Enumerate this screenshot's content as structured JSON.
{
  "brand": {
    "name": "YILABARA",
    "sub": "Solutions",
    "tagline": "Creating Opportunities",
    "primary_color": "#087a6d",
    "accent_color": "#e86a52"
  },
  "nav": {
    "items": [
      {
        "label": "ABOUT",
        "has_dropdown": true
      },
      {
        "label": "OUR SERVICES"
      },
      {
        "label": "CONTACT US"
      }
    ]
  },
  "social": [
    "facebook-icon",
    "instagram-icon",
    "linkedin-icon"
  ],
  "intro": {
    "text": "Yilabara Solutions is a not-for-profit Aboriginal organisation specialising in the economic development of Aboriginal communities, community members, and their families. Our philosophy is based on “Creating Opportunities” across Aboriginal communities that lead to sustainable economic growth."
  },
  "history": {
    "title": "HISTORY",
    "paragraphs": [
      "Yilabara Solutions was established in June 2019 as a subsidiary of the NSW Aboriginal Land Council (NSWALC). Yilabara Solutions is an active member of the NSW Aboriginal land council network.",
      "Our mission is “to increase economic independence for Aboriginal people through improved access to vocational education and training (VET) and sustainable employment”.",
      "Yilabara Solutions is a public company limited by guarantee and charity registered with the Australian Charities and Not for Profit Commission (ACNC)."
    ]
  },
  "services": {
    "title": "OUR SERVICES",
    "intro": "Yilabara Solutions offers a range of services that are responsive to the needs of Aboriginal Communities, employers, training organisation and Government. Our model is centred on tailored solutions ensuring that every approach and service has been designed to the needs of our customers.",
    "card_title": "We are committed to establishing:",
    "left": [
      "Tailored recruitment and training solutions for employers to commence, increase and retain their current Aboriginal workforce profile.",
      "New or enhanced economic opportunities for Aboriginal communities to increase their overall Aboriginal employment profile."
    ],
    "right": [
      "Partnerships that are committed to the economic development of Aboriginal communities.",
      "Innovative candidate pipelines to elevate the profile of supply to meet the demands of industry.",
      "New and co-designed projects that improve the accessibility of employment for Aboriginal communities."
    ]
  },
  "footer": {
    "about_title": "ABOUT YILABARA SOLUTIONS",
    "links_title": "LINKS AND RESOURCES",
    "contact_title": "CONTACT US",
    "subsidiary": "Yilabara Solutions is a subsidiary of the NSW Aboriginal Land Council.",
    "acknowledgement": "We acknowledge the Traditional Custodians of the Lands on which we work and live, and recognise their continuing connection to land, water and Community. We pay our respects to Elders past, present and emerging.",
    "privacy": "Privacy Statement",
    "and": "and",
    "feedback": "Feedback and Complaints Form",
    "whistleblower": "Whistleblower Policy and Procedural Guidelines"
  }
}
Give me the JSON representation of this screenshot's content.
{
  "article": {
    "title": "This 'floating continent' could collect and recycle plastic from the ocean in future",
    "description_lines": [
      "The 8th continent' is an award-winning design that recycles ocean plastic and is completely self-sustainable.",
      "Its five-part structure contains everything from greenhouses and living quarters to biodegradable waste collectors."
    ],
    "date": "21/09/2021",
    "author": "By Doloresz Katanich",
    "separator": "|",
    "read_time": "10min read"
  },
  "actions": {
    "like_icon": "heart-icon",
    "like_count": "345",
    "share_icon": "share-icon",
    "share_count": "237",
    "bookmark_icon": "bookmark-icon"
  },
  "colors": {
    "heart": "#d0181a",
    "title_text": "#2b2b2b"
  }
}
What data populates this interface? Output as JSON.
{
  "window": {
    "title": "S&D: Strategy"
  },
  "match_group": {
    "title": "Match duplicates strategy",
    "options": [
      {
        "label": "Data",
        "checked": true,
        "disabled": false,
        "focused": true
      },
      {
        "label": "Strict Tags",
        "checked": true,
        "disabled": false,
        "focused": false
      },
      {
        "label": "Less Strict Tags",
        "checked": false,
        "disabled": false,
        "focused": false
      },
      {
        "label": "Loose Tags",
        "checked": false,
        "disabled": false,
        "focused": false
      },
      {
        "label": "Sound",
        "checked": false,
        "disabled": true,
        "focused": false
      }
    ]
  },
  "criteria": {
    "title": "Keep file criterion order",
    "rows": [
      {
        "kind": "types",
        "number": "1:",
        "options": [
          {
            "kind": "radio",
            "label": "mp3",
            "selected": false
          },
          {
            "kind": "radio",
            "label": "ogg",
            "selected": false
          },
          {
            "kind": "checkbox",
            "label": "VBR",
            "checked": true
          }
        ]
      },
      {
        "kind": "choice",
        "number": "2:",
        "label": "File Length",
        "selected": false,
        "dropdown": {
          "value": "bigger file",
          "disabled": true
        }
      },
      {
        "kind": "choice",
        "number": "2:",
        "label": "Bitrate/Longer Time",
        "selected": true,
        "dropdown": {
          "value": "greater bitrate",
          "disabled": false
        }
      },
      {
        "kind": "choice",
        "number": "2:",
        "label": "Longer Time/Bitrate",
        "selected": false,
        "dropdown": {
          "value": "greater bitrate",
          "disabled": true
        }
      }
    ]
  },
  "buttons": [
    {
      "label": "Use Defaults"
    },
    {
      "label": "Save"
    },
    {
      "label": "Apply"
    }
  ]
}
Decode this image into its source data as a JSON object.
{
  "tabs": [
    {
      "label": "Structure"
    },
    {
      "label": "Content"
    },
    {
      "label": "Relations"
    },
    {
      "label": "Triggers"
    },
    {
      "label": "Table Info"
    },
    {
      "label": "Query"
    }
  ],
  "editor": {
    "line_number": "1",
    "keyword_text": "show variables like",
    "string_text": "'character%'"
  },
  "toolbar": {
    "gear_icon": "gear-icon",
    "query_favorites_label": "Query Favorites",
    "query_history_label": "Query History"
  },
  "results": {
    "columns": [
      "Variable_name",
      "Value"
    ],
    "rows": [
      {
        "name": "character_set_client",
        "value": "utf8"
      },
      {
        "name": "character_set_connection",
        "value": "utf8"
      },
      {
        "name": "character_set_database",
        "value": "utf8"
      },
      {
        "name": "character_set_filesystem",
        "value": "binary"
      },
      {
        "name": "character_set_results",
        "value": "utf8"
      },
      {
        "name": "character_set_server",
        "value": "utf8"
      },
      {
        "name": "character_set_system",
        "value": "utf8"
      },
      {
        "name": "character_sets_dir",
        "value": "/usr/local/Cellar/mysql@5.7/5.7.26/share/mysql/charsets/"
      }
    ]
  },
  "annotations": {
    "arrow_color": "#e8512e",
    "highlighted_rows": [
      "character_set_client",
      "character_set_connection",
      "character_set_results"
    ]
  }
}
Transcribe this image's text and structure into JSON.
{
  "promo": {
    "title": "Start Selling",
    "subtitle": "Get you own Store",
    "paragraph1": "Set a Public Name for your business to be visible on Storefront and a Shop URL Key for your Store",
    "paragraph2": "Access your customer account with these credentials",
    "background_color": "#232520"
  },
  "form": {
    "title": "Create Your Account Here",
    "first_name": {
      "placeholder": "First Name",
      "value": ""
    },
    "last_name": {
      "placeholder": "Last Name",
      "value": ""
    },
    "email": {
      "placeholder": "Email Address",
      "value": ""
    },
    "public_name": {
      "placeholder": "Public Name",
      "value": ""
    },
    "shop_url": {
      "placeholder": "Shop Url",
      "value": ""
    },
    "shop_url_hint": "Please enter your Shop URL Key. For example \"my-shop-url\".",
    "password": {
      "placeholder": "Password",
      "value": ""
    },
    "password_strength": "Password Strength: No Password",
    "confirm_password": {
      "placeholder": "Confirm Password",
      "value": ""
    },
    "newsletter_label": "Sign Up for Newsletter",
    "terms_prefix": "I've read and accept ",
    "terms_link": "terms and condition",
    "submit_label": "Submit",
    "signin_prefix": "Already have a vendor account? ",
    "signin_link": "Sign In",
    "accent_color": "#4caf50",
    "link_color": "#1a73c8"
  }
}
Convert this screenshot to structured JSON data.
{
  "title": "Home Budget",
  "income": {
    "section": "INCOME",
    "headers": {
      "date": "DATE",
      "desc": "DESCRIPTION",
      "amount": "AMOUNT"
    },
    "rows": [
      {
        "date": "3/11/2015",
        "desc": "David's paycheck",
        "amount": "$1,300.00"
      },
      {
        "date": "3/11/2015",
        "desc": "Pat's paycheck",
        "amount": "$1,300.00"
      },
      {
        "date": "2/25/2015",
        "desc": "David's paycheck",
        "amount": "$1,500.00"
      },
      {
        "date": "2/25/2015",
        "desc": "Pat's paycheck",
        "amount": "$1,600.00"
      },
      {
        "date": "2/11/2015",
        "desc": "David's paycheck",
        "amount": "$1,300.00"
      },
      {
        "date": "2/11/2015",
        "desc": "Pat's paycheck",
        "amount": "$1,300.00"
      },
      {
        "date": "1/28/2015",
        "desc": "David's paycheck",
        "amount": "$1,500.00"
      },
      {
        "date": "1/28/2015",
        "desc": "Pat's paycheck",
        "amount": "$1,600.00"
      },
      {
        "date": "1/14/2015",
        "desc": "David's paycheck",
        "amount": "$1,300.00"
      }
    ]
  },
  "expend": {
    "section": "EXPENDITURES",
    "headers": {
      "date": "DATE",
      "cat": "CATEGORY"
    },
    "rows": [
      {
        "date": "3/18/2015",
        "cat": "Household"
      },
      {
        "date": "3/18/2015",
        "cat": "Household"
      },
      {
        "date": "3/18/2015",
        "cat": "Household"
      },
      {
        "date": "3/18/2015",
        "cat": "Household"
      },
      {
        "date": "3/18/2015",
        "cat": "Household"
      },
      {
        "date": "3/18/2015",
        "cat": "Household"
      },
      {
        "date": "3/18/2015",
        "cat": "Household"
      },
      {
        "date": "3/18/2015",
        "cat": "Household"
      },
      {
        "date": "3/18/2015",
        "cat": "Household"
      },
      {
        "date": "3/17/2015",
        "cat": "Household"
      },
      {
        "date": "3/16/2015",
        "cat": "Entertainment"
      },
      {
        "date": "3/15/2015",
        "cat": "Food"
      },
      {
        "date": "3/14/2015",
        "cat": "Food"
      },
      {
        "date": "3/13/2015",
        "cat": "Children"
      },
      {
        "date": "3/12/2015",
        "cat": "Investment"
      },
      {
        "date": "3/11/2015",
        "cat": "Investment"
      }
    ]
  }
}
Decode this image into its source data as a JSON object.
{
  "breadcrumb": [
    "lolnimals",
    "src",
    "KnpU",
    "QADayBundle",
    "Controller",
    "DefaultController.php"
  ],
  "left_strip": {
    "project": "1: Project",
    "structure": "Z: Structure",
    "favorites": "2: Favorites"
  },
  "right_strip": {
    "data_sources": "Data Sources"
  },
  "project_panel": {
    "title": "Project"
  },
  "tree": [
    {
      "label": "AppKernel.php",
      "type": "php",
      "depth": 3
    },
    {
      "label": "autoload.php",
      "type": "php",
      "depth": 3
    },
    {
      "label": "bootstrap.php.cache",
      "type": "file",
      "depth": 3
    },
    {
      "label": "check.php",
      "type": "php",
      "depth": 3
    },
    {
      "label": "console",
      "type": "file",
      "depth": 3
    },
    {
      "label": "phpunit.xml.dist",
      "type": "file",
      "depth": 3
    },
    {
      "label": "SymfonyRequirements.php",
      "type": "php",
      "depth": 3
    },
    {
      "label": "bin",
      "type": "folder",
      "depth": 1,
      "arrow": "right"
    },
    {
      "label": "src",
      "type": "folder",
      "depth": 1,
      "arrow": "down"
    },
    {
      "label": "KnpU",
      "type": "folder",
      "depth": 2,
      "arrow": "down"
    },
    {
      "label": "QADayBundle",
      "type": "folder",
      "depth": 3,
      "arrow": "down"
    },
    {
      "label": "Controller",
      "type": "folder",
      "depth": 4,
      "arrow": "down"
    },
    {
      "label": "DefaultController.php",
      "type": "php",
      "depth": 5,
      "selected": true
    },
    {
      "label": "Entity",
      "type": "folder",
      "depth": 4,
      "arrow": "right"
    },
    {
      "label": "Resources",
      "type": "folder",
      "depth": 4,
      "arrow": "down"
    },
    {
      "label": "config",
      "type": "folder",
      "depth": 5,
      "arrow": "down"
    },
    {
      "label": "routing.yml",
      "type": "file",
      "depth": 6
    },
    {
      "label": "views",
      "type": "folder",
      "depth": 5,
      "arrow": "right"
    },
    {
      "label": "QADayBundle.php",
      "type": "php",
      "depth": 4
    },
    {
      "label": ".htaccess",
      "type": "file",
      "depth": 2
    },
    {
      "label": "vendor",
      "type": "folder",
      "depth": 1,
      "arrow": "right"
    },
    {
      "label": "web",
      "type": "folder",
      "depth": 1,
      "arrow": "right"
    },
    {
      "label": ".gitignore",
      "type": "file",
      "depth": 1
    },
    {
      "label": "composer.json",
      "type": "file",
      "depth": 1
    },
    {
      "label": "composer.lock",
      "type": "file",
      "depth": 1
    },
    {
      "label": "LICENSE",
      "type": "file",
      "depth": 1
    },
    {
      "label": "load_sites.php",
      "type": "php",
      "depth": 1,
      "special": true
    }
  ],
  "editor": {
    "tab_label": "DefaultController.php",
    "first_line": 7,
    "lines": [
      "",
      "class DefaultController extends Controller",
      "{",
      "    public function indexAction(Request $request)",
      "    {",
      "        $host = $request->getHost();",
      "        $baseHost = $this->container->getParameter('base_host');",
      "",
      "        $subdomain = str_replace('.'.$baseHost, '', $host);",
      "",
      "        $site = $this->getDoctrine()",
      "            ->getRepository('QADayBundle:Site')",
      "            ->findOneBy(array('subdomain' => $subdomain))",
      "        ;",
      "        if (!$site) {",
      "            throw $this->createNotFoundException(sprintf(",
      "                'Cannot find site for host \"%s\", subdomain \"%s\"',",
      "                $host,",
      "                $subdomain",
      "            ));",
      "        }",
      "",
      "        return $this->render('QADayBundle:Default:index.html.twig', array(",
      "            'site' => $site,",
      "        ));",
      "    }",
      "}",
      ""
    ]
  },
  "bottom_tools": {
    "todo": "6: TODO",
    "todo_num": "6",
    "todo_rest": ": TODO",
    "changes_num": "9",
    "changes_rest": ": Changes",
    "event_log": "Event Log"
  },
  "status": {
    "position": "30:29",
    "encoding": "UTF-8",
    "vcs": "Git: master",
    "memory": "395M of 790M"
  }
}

▶ _Goal_
In the entries above, locate every line with the word "Favorites" and copy it.

▶ _Result of the task_
    "query_favorites_label": "Query Favorites",
    "favorites": "2: Favorites"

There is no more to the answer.